Dataset =
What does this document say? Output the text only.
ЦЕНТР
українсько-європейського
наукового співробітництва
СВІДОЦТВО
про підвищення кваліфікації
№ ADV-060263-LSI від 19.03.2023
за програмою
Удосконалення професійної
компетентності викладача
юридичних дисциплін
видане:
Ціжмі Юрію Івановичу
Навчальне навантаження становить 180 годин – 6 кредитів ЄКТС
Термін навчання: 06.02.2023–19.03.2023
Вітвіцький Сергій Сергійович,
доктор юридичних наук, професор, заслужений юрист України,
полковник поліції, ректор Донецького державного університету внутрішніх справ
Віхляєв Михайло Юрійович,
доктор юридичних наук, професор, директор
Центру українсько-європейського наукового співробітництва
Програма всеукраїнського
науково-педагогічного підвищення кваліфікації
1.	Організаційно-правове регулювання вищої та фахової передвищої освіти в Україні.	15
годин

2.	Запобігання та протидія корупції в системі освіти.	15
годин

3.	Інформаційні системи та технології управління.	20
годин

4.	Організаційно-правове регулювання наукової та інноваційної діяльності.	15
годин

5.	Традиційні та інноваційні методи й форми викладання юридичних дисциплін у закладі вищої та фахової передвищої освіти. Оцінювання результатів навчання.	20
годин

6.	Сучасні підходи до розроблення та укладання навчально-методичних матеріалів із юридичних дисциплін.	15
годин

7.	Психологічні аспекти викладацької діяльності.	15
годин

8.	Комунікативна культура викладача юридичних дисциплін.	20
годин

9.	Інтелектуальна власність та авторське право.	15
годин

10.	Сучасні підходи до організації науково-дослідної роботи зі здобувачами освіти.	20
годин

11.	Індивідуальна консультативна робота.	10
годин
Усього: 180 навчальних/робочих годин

Request =
Say, as a bare number, how many lines in the entries above include the string "викладача".

Final result =
2